What the task requires:
Among the lines below, list those containing the string "index".

* start Input *

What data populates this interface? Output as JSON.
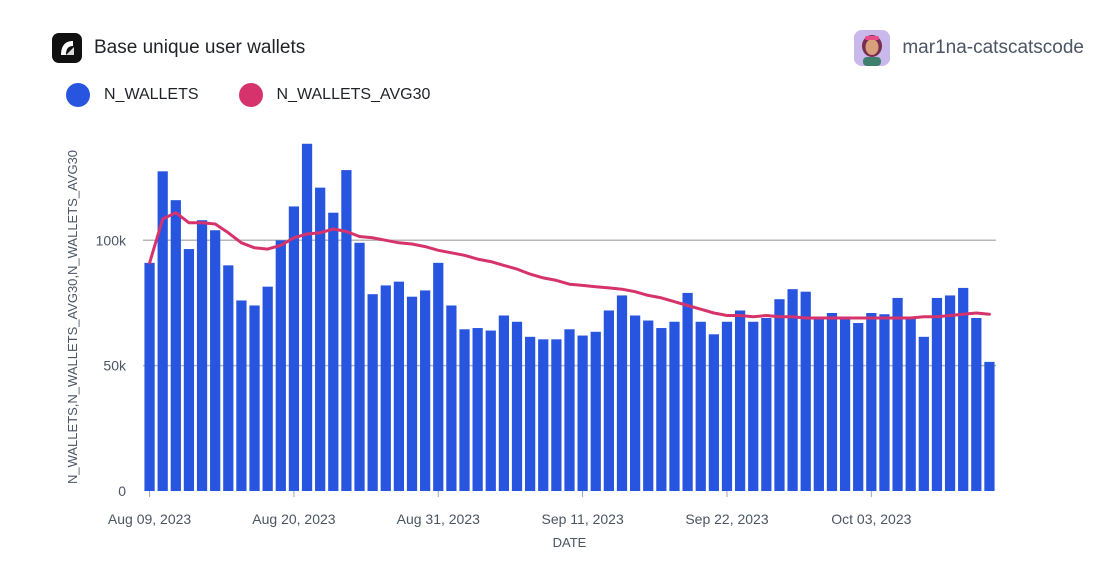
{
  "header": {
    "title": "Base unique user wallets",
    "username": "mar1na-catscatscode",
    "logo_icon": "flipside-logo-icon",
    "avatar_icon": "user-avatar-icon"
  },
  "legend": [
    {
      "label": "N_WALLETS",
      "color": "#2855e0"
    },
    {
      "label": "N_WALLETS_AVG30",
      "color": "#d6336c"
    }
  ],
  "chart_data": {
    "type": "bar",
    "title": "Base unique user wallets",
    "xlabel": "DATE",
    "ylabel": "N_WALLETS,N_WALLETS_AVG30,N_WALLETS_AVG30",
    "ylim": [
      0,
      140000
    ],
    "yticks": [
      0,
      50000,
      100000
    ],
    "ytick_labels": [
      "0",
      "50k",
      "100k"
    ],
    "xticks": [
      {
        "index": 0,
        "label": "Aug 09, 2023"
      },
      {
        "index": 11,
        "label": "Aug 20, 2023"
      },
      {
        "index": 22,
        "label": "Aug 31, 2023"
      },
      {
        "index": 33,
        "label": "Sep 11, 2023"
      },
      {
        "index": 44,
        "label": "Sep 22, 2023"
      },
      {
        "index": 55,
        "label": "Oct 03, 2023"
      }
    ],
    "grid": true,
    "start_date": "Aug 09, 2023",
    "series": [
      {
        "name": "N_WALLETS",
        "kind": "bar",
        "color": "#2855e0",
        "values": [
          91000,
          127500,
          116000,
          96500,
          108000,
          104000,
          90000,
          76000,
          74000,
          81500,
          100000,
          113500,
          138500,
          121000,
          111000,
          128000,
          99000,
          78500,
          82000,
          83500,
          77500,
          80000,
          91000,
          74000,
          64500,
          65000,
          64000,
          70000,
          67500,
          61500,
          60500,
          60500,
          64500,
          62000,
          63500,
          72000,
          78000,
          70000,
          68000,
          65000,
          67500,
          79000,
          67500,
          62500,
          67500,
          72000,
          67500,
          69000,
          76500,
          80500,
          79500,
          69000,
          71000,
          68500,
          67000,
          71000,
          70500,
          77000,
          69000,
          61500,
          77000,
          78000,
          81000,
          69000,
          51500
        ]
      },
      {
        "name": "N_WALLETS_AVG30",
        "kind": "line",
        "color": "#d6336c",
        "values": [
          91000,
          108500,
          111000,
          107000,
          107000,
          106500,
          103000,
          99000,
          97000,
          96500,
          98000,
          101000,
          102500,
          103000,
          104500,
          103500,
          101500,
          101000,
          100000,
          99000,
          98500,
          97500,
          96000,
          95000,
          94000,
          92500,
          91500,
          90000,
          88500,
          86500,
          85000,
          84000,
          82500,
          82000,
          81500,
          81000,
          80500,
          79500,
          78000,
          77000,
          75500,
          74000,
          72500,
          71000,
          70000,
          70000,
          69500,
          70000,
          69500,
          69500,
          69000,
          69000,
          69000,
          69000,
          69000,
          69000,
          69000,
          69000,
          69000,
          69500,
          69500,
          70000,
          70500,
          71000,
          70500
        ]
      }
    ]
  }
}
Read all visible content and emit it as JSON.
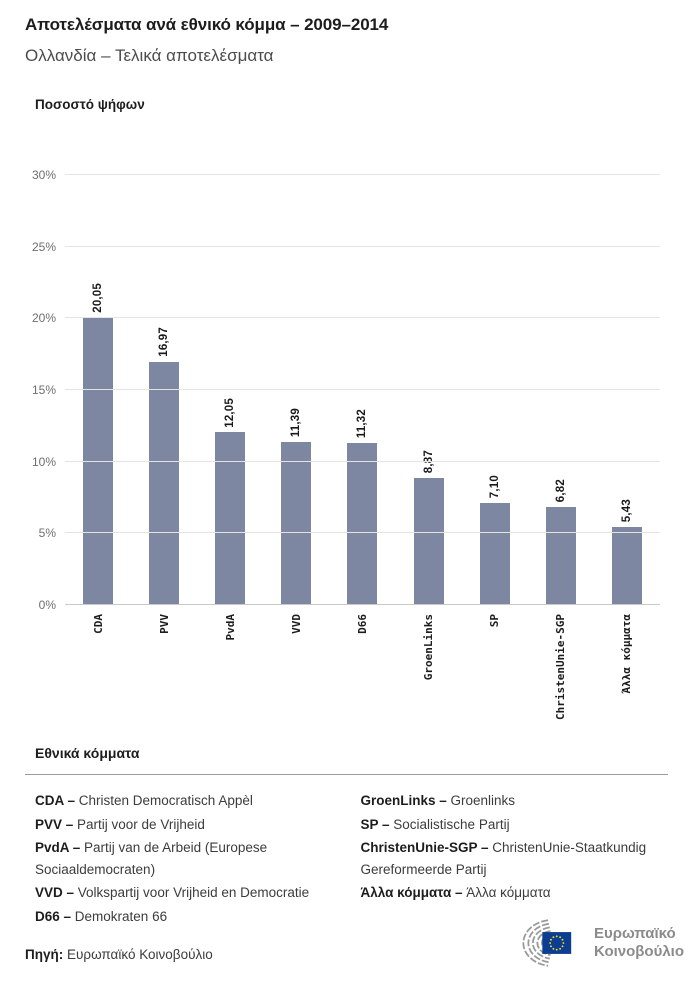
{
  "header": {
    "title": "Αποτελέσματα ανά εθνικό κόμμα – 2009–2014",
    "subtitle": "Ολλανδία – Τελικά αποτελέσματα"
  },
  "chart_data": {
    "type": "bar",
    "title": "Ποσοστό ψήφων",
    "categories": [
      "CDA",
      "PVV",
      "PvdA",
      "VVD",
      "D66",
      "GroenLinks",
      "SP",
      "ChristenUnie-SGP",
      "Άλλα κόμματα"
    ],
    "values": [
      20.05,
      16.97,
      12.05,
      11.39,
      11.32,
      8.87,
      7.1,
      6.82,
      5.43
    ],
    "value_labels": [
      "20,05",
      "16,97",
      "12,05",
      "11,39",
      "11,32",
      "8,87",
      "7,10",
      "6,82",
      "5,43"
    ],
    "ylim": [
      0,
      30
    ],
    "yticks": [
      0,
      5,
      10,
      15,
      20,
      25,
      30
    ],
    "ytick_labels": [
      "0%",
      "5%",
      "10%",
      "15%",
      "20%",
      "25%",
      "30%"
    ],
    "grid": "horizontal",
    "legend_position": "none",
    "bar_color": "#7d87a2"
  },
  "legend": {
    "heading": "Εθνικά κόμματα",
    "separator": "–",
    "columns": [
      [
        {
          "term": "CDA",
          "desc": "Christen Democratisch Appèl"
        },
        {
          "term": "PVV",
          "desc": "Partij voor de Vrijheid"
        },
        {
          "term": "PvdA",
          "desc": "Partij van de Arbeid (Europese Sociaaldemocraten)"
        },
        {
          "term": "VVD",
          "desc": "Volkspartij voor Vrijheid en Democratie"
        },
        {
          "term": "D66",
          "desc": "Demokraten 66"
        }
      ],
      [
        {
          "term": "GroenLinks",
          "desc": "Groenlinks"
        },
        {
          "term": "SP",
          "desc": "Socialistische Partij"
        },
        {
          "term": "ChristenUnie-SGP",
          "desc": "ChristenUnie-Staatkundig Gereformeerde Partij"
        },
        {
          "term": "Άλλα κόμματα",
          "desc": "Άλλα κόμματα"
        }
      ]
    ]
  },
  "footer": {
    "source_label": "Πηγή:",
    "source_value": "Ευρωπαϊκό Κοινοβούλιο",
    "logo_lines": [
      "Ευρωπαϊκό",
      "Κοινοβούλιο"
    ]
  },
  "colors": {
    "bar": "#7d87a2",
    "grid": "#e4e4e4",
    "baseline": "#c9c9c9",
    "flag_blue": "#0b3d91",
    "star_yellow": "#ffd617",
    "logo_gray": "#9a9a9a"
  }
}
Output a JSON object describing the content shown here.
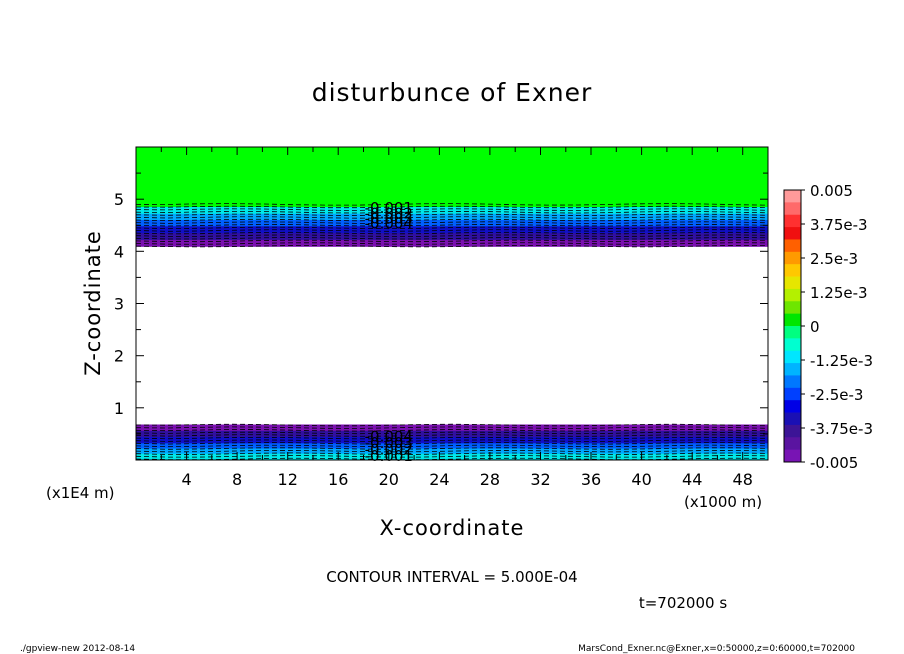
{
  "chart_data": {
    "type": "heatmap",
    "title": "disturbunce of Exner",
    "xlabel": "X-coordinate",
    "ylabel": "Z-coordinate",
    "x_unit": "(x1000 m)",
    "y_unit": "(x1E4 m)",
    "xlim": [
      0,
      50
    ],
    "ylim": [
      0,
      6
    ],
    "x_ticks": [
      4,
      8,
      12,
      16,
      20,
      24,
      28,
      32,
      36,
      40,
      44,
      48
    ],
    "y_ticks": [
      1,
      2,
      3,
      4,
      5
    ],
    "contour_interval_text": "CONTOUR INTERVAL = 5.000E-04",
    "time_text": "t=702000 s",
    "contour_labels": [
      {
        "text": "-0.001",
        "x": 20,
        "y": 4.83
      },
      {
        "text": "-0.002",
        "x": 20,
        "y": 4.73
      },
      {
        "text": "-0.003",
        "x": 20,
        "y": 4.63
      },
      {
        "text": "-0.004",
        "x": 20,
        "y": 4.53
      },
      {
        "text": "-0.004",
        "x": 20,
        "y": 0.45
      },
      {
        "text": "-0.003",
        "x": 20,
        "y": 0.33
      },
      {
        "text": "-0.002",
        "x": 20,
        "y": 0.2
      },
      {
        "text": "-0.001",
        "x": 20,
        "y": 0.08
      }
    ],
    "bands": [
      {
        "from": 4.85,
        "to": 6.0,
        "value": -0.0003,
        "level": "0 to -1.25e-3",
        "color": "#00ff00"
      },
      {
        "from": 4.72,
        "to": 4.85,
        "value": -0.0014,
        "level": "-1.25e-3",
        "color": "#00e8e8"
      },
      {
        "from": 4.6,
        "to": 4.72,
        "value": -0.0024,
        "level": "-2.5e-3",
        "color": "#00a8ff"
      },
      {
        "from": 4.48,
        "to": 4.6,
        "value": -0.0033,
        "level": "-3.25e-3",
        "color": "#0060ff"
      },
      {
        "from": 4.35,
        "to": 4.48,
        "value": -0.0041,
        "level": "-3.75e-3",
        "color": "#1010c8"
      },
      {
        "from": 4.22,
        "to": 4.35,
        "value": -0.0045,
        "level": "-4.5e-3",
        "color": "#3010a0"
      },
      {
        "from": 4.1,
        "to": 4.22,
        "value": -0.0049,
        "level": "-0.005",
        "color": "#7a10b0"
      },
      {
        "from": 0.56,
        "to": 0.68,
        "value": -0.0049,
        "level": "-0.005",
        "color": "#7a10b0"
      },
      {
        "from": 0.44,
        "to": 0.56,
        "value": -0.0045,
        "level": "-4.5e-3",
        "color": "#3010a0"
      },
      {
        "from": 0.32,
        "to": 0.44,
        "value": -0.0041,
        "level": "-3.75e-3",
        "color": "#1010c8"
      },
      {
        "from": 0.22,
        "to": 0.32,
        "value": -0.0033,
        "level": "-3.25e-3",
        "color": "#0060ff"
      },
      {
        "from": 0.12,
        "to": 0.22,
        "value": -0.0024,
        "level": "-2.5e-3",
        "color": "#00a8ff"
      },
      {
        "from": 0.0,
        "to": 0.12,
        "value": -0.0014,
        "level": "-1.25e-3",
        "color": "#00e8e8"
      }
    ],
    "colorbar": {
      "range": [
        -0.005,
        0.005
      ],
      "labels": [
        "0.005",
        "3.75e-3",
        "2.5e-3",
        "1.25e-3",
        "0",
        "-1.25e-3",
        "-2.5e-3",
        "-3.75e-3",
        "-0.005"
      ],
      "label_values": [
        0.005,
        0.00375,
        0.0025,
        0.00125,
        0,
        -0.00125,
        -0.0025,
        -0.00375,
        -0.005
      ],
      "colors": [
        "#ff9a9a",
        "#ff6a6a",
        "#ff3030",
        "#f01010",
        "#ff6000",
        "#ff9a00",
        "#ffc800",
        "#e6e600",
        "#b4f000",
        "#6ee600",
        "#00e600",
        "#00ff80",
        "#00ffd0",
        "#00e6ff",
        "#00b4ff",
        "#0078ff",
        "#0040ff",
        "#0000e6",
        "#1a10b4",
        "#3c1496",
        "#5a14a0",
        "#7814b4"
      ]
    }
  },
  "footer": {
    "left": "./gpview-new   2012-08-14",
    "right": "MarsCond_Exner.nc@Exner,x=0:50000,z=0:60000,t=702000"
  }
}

* end Input *

Complete response:
        "index": 0,
        "index": 11,
        "index": 22,
        "index": 33,
        "index": 44,
        "index": 55,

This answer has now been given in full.